--- Begin Given data ---

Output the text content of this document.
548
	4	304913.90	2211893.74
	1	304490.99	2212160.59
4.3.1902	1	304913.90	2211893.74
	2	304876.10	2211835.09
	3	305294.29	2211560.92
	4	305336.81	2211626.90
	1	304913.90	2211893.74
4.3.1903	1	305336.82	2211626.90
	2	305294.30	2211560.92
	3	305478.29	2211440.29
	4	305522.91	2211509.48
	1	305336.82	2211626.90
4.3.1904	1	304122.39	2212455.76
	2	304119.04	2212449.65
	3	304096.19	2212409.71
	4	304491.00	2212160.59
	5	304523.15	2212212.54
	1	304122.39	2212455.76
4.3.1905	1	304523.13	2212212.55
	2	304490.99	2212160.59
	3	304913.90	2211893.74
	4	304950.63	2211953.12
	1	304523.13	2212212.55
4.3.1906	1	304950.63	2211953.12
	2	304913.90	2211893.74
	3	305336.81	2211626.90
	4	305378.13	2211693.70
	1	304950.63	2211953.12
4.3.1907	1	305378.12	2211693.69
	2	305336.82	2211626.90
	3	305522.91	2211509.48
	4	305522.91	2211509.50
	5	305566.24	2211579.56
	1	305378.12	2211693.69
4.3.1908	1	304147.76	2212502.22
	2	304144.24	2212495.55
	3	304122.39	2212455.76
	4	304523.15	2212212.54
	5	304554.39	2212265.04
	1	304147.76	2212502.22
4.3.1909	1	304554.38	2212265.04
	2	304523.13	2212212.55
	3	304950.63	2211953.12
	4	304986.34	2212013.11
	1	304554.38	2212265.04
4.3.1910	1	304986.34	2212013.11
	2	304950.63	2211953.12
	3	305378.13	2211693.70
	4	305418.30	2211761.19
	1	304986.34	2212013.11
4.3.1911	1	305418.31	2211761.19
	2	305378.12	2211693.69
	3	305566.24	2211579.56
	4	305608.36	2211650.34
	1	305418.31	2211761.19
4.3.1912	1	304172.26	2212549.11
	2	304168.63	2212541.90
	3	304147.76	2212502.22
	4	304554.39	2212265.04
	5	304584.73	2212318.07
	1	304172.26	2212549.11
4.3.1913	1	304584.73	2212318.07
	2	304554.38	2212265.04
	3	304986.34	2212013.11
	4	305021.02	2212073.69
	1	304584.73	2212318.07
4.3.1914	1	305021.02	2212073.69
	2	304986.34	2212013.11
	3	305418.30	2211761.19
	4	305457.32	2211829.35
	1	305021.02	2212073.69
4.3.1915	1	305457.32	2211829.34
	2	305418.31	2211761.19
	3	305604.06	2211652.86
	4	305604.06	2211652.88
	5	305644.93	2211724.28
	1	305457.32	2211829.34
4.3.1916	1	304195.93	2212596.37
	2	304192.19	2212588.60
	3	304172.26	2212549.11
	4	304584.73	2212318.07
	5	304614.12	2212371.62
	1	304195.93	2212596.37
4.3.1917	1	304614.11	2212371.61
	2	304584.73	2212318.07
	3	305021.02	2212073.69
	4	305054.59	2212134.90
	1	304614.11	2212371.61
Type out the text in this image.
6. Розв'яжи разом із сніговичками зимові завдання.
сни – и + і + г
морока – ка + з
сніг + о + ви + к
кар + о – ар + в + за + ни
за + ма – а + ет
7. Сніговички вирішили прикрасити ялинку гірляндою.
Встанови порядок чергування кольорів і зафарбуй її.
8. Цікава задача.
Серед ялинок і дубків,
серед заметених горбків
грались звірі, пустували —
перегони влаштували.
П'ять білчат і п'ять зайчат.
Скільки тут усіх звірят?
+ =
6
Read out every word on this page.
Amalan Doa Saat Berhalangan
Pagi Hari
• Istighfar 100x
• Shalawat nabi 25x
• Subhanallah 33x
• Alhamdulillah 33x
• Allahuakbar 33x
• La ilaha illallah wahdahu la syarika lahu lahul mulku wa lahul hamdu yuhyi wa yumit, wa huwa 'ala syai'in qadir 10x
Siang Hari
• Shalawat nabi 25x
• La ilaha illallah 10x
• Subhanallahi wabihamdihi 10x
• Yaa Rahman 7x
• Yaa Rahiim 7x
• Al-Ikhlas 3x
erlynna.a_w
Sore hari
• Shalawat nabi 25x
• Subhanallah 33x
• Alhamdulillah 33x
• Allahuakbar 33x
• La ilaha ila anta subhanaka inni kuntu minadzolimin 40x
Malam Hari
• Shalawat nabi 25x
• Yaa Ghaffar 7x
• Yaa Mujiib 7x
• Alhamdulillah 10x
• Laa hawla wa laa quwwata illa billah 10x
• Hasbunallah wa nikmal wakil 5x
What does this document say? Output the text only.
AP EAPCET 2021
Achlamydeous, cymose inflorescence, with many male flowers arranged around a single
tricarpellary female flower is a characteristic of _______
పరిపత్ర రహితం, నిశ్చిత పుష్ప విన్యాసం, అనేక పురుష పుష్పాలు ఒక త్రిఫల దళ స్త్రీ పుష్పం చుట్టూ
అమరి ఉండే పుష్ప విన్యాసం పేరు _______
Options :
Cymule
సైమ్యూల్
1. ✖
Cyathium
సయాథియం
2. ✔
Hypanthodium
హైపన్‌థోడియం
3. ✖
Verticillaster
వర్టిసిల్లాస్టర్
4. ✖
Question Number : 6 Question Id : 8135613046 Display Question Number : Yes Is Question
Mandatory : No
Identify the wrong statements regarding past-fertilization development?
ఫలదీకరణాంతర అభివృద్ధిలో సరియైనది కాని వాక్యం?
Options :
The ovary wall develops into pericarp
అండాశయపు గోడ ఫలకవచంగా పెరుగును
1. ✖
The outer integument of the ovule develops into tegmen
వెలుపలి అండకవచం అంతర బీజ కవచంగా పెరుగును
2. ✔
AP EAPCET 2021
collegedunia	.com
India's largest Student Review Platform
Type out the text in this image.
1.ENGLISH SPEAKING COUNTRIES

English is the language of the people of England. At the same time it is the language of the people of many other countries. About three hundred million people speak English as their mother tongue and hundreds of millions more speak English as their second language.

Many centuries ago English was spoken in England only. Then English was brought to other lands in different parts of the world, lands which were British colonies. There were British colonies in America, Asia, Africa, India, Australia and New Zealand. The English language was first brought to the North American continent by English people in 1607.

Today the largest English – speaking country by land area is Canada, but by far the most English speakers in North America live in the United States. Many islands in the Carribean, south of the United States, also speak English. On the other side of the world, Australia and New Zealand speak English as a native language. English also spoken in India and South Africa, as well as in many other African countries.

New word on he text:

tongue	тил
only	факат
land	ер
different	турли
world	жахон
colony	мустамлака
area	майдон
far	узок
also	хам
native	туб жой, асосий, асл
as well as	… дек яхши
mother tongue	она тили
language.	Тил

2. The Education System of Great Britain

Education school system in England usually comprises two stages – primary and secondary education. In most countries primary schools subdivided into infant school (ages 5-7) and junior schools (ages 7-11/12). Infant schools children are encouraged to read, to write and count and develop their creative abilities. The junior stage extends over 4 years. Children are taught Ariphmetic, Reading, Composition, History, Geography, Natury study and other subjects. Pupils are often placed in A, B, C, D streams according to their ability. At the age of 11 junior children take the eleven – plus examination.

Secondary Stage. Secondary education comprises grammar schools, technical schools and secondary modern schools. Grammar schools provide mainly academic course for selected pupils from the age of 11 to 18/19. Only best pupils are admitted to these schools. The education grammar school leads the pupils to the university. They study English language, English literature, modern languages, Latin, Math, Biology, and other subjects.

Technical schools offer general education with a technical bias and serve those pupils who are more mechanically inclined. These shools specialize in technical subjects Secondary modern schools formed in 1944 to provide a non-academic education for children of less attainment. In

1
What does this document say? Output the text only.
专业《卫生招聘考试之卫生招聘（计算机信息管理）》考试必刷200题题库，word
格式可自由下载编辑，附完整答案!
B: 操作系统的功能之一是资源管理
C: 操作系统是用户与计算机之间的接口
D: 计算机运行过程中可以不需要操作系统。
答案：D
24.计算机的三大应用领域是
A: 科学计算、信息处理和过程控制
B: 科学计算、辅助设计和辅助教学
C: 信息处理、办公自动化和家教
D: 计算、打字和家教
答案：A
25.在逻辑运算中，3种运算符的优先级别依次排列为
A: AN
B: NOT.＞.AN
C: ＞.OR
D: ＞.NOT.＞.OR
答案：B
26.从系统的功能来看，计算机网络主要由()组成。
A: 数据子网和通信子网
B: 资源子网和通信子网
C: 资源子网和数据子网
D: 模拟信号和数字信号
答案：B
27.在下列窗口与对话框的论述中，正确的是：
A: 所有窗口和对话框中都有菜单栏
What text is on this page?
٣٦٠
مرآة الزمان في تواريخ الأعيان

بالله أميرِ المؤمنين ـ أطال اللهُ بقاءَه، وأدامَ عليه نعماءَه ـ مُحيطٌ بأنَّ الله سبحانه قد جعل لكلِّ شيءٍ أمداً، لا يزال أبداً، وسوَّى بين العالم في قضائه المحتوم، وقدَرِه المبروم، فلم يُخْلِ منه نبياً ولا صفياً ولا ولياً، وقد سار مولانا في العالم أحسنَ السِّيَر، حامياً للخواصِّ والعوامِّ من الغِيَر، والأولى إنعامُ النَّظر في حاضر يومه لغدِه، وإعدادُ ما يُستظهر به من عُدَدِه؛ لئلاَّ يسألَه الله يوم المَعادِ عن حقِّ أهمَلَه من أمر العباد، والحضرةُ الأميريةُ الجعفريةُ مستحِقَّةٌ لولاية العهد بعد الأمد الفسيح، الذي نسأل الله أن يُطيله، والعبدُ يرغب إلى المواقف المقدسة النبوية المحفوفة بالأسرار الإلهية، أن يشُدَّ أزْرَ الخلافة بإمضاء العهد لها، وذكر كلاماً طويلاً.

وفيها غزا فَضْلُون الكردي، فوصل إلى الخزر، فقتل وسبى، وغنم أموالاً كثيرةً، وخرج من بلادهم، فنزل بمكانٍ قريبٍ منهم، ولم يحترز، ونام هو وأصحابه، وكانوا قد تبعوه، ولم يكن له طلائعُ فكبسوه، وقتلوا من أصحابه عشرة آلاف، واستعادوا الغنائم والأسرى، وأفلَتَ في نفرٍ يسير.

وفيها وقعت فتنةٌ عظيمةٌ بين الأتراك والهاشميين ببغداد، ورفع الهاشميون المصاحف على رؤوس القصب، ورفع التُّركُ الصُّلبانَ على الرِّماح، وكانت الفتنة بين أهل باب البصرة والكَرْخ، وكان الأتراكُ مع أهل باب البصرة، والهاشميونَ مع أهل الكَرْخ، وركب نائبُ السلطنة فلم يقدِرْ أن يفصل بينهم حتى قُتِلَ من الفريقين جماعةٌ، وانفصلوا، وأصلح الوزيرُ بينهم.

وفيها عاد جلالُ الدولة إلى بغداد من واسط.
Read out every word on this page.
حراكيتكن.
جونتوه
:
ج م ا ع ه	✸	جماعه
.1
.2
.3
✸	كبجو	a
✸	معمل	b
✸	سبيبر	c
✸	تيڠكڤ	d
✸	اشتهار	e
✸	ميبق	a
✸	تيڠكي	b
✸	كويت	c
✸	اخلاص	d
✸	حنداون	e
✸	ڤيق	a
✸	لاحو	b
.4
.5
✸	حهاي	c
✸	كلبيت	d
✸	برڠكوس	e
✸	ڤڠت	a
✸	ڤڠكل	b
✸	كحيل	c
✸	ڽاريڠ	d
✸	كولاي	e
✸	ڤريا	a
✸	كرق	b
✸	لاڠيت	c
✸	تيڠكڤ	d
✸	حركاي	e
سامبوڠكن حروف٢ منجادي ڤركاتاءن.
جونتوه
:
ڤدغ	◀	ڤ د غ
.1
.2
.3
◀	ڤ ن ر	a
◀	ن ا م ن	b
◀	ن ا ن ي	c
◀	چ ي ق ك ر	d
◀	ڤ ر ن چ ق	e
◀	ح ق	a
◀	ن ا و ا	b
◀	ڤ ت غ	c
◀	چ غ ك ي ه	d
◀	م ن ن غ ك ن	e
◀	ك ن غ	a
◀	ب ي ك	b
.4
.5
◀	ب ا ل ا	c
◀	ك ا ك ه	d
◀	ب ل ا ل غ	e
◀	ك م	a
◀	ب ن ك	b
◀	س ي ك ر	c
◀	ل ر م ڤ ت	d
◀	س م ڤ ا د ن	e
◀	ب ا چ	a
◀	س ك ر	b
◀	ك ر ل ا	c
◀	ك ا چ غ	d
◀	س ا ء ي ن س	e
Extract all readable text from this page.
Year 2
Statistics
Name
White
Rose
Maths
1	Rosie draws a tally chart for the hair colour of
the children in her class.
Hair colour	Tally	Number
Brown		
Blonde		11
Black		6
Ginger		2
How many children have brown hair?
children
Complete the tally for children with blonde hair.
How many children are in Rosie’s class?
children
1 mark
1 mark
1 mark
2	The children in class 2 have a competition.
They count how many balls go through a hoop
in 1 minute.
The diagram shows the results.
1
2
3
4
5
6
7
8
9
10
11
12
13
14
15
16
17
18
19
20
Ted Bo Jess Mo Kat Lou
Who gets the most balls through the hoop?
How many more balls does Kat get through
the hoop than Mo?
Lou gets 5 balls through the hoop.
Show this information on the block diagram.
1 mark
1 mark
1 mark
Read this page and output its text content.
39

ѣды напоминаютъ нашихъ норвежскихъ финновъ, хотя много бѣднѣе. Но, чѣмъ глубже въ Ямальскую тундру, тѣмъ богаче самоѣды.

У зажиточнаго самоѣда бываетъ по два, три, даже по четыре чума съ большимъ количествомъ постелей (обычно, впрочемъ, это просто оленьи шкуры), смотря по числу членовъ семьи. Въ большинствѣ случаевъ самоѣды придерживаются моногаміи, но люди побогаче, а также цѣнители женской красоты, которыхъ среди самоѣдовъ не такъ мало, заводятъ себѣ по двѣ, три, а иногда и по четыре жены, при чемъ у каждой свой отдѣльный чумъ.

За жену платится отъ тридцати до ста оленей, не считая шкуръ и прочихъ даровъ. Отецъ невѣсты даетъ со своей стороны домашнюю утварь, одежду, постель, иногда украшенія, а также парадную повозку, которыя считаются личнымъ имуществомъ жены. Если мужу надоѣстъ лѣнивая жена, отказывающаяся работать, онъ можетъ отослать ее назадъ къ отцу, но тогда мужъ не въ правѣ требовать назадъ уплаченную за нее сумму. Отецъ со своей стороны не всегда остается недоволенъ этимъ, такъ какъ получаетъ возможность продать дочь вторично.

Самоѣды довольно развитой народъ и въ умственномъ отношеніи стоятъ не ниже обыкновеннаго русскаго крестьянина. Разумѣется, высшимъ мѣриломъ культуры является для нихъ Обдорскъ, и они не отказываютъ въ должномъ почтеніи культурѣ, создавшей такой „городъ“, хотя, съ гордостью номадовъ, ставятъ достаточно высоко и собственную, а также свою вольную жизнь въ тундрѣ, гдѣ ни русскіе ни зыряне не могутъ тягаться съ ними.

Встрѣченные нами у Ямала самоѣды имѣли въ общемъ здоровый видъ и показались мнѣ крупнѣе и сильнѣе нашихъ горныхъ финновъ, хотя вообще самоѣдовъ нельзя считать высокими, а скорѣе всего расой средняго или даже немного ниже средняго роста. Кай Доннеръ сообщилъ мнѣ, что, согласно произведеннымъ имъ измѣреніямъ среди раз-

--- End Given data ---

Written request: State how many lines include the string "balls", and nothing more.

Answer to the task: 4